The task →
With the pictures omitted, write out the entries that follow exactly as they stand.

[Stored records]
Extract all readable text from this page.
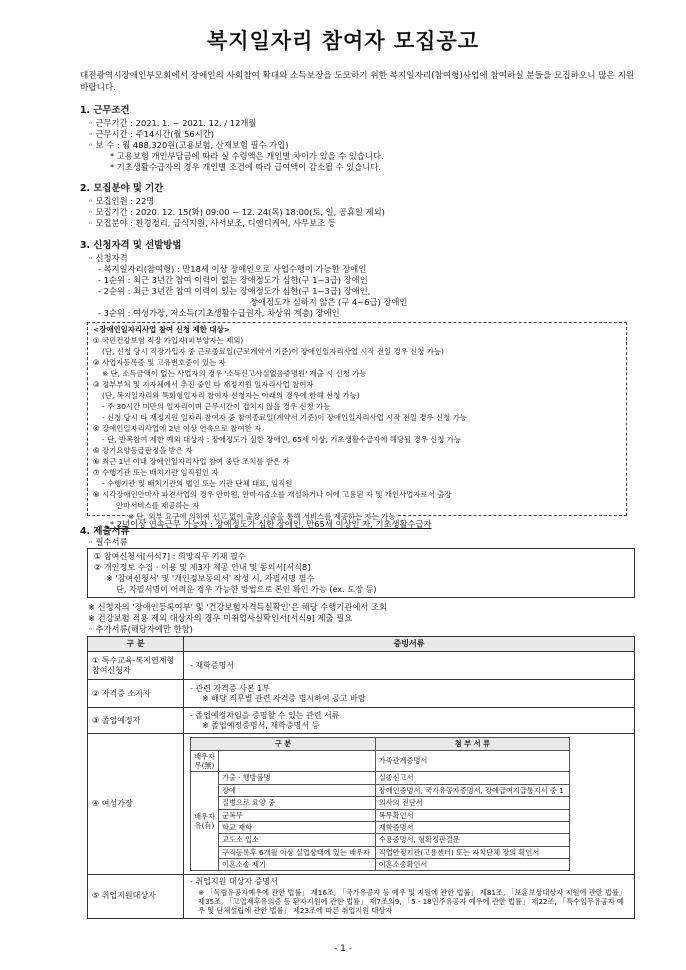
복지일자리 참여자 모집공고
대전광역시장애인부모회에서 장애인의 사회참여 확대와 소득보장을 도모하기 위한 복지일자리(참여형)사업에 참여하실 분들을 모집하오니 많은 지원 바랍니다.
1. 근무조건
◦ 근무기간 : 2021. 1. ~ 2021. 12. / 12개월
◦ 근무시간 : 주14시간(월 56시간)
◦ 보 수 : 월 488,320원(고용보험, 산재보험 필수 가입)
* 고용보험 개인부담금에 따라 실 수령액은 개인별 차이가 있을 수 있습니다.
* 기초생활수급자의 경우 개인별 조건에 따라 급여액이 감소될 수 있습니다.
2. 모집분야 및 기간
◦ 모집인원 : 22명
◦ 모집기간 : 2020. 12. 15(화) 09:00 ~ 12. 24(목) 18:00(토, 일, 공휴일 제외)
◦ 모집분야 : 환경정리, 급식지원, 사서보조, 디앤디케어, 사무보조 등
3. 신청자격 및 선발방법
◦ 신청자격
- 복지일자리(참여형) : 만18세 이상 장애인으로 사업수행이 가능한 장애인
- 1순위 : 최근 3년간 참여 이력이 없는 장애정도가 심한(구 1~3급) 장애인
- 2순위 : 최근 3년간 참여 이력이 있는 장애정도가 심한(구 1~3급) 장애인,
장애정도가 심하지 않은 (구 4~6급) 장애인
- 3순위 : 여성가장, 저소득(기초생활수급권자, 차상위 계층) 장애인
<장애인일자리사업 참여 신청 제한 대상>
① 국민건강보험 직장 가입자(피부양자는 제외)
(단, 신청 당시 직장가입자 중 근로종료일(근로계약서 기준)이 장애인일자리사업 시작 전일 경우 신청 가능)
② 사업자등록증 및 고유번호증이 있는 자
※ 단, 소득금액이 없는 사업자의 경우 '소득신고사실없음증명원' 제출 시 신청 가능
③ 정부부처 및 지자체에서 추진 중인 타 재정지원 일자리사업 참여자
(단, 복지일자리와 특화형일자리 참여자 신청자는 아래의 경우에 한해 신청 가능)
- 주 30시간 미만의 일자리이며 근무시간이 겹치지 않을 경우 신청 가능
- 신청 당시 타 재정지원 일자리 참여자 중 참여종료일(계약서 기준)이 장애인일자리사업 시작 전일 경우 신청 가능
④ 장애인일자리사업에 2년 이상 연속으로 참여한 자
- 단, 반복참여 제한 예외 대상자 : 장애정도가 심한 장애인, 65세 이상, 기초생활수급자에 해당될 경우 신청 가능
⑤ 장기요양등급판정을 받은 자
⑥ 최근 1년 이내 장애인일자리사업 참여 중단 조치를 받은 자
⑦ 수행기관 또는 배치기관 임직원인 자
- 수행기관 및 배치기관의 법인 또는 기관 단체 대표, 임직원
⑧ 시각장애인안마사 파견사업의 경우 안마원, 안마시술소를 개설하거나 이에 고용된 자 및 개인사업자로서 출장
안마서비스를 제공하는 자
※ 단, 외부 요구에 의하여 신고 없이 출장 시술을 통해 서비스를 제공하는 자는 가능
* 2년이상 연속근무 가능자 : 장애정도가 심한 장애인, 만65세 이상인 자, 기초생활수급자
4. 제출서류
◦ 필수서류
① 참여신청서[서식7] : 희망직무 기재 필수
② 개인정보 수집 · 이용 및 제3자 제공 안내 및 동의서[서식8]
※ '참여신청서' 및 '개인정보동의서' 작성 시, 자필서명 필수
단, 자필서명이 어려운 경우 가능한 방법으로 본인 확인 가능 (ex. 도장 등)
※ 신청자의 '장애인등록여부' 및 '건강보험자격득실확인'은 해당 수행기관에서 조회
※ 건강보험 적용 제외 대상자의 경우 미취업사실확인서[서식9] 제출 필요
◦ 추가서류(해당자에만 한함)
구 분	증빙서류
① 특수교육-복지연계형 참여신청자	
- 재학증명서

② 자격증 소지자	
- 관련 자격증 사본 1부
※ 해당 직무별 관련 자격증 명시하여 공고 바람

③ 졸업예정자	
- 졸업예정자임을 증명할 수 있는 관련 서류
※ 졸업예정증명서, 재학증명서 등

④ 여성가장	
구 분	첨 부 서 류
배우자 무(無)		가족관계증명서
배우자 유(有)	가출 · 행방불명	실종신고서
장애	장애인증명서, 국가유공자증명서, 장애급여지급통지서 중 1
질병으로 요양 중	의사의 진단서
군복무	복무확인서
학교 재학	재학증명서
교도소 입소	수용증명서, 형확정판결문
구직등록후 6개월 이상 실업상태에 있는 배우자	직업안정기관(고용센터) 또는 자치단체 장의 확인서
이혼소송 제기	이혼소송확인서

⑤ 취업지원대상자	
- 취업지원 대상자 증명서
※ 「독립유공자예우에 관한 법률」 제16조, 「국가유공자 등 예우 및 지원에 관한 법률」 제81조, 「보훈보상대상자 지원에 관한 법률」 제35조, 「고엽제후유의증 등 환자지원에 관한 법률」 제7조의9, 「5 · 18민주유공자 예우에 관한 법률」 제22조, 「특수임무유공자 예우 및 단체설립에 관한 법률」 제23조에 따른 취업지원 대상자
- 1 -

Solution →
Extract all readable text from this page.
복지일자리 참여자 모집공고
대전광역시장애인부모회에서 장애인의 사회참여 확대와 소득보장을 도모하기 위한 복지일자리(참여형)사업에 참여하실 분들을 모집하오니 많은 지원 바랍니다.
1. 근무조건
◦ 근무기간 : 2021. 1. ~ 2021. 12. / 12개월
◦ 근무시간 : 주14시간(월 56시간)
◦ 보 수 : 월 488,320원(고용보험, 산재보험 필수 가입)
* 고용보험 개인부담금에 따라 실 수령액은 개인별 차이가 있을 수 있습니다.
* 기초생활수급자의 경우 개인별 조건에 따라 급여액이 감소될 수 있습니다.
2. 모집분야 및 기간
◦ 모집인원 : 22명
◦ 모집기간 : 2020. 12. 15(화) 09:00 ~ 12. 24(목) 18:00(토, 일, 공휴일 제외)
◦ 모집분야 : 환경정리, 급식지원, 사서보조, 디앤디케어, 사무보조 등
3. 신청자격 및 선발방법
◦ 신청자격
- 복지일자리(참여형) : 만18세 이상 장애인으로 사업수행이 가능한 장애인
- 1순위 : 최근 3년간 참여 이력이 없는 장애정도가 심한(구 1~3급) 장애인
- 2순위 : 최근 3년간 참여 이력이 있는 장애정도가 심한(구 1~3급) 장애인,
장애정도가 심하지 않은 (구 4~6급) 장애인
- 3순위 : 여성가장, 저소득(기초생활수급권자, 차상위 계층) 장애인
<장애인일자리사업 참여 신청 제한 대상>
① 국민건강보험 직장 가입자(피부양자는 제외)
(단, 신청 당시 직장가입자 중 근로종료일(근로계약서 기준)이 장애인일자리사업 시작 전일 경우 신청 가능)
② 사업자등록증 및 고유번호증이 있는 자
※ 단, 소득금액이 없는 사업자의 경우 '소득신고사실없음증명원' 제출 시 신청 가능
③ 정부부처 및 지자체에서 추진 중인 타 재정지원 일자리사업 참여자
(단, 복지일자리와 특화형일자리 참여자 신청자는 아래의 경우에 한해 신청 가능)
- 주 30시간 미만의 일자리이며 근무시간이 겹치지 않을 경우 신청 가능
- 신청 당시 타 재정지원 일자리 참여자 중 참여종료일(계약서 기준)이 장애인일자리사업 시작 전일 경우 신청 가능
④ 장애인일자리사업에 2년 이상 연속으로 참여한 자
- 단, 반복참여 제한 예외 대상자 : 장애정도가 심한 장애인, 65세 이상, 기초생활수급자에 해당될 경우 신청 가능
⑤ 장기요양등급판정을 받은 자
⑥ 최근 1년 이내 장애인일자리사업 참여 중단 조치를 받은 자
⑦ 수행기관 또는 배치기관 임직원인 자
- 수행기관 및 배치기관의 법인 또는 기관 단체 대표, 임직원
⑧ 시각장애인안마사 파견사업의 경우 안마원, 안마시술소를 개설하거나 이에 고용된 자 및 개인사업자로서 출장
안마서비스를 제공하는 자
※ 단, 외부 요구에 의하여 신고 없이 출장 시술을 통해 서비스를 제공하는 자는 가능
* 2년이상 연속근무 가능자 : 장애정도가 심한 장애인, 만65세 이상인 자, 기초생활수급자
4. 제출서류
◦ 필수서류
① 참여신청서[서식7] : 희망직무 기재 필수
② 개인정보 수집 · 이용 및 제3자 제공 안내 및 동의서[서식8]
※ '참여신청서' 및 '개인정보동의서' 작성 시, 자필서명 필수
단, 자필서명이 어려운 경우 가능한 방법으로 본인 확인 가능 (ex. 도장 등)
※ 신청자의 '장애인등록여부' 및 '건강보험자격득실확인'은 해당 수행기관에서 조회
※ 건강보험 적용 제외 대상자의 경우 미취업사실확인서[서식9] 제출 필요
◦ 추가서류(해당자에만 한함)
구 분	증빙서류
① 특수교육-복지연계형 참여신청자	
- 재학증명서

② 자격증 소지자	
- 관련 자격증 사본 1부
※ 해당 직무별 관련 자격증 명시하여 공고 바람

③ 졸업예정자	
- 졸업예정자임을 증명할 수 있는 관련 서류
※ 졸업예정증명서, 재학증명서 등

④ 여성가장	
구 분	첨 부 서 류
배우자 무(無)		가족관계증명서
배우자 유(有)	가출 · 행방불명	실종신고서
장애	장애인증명서, 국가유공자증명서, 장애급여지급통지서 중 1
질병으로 요양 중	의사의 진단서
군복무	복무확인서
학교 재학	재학증명서
교도소 입소	수용증명서, 형확정판결문
구직등록후 6개월 이상 실업상태에 있는 배우자	직업안정기관(고용센터) 또는 자치단체 장의 확인서
이혼소송 제기	이혼소송확인서

⑤ 취업지원대상자	
- 취업지원 대상자 증명서
※ 「독립유공자예우에 관한 법률」 제16조, 「국가유공자 등 예우 및 지원에 관한 법률」 제81조, 「보훈보상대상자 지원에 관한 법률」 제35조, 「고엽제후유의증 등 환자지원에 관한 법률」 제7조의9, 「5 · 18민주유공자 예우에 관한 법률」 제22조, 「특수임무유공자 예우 및 단체설립에 관한 법률」 제23조에 따른 취업지원 대상자
- 1 -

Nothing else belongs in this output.